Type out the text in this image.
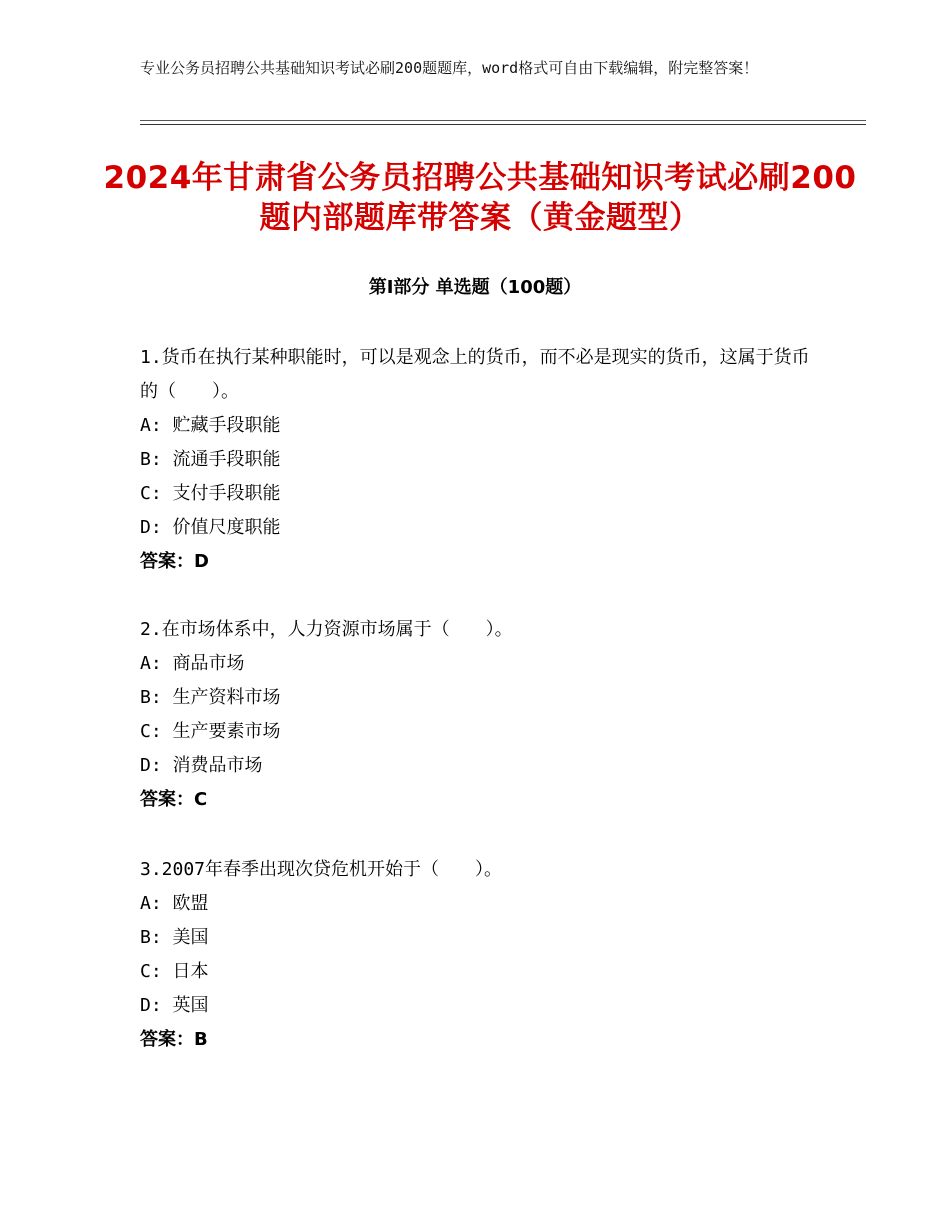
专业公务员招聘公共基础知识考试必刷200题题库，word格式可自由下载编辑，附完整答案！
2024年甘肃省公务员招聘公共基础知识考试必刷200题内部题库带答案（黄金题型）
第Ⅰ部分 单选题（100题）
1.货币在执行某种职能时，可以是观念上的货币，而不必是现实的货币，这属于货币的（　　）。
A: 贮藏手段职能
B: 流通手段职能
C: 支付手段职能
D: 价值尺度职能
答案：D
2.在市场体系中，人力资源市场属于（　　）。
A: 商品市场
B: 生产资料市场
C: 生产要素市场
D: 消费品市场
答案：C
3.2007年春季出现次贷危机开始于（　　）。
A: 欧盟
B: 美国
C: 日本
D: 英国
答案：B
──────────────────────────────
* INSTRUCTIONS FOR THE TASK *
Leave out the pictures and print each record exactly as it stands.

* TASK RESPONSE *
Type out the text in this image.
专业公务员招聘公共基础知识考试必刷200题题库，word格式可自由下载编辑，附完整答案！
2024年甘肃省公务员招聘公共基础知识考试必刷200题内部题库带答案（黄金题型）
第Ⅰ部分 单选题（100题）
1.货币在执行某种职能时，可以是观念上的货币，而不必是现实的货币，这属于货币的（　　）。
A: 贮藏手段职能
B: 流通手段职能
C: 支付手段职能
D: 价值尺度职能
答案：D
2.在市场体系中，人力资源市场属于（　　）。
A: 商品市场
B: 生产资料市场
C: 生产要素市场
D: 消费品市场
答案：C
3.2007年春季出现次贷危机开始于（　　）。
A: 欧盟
B: 美国
C: 日本
D: 英国
答案：B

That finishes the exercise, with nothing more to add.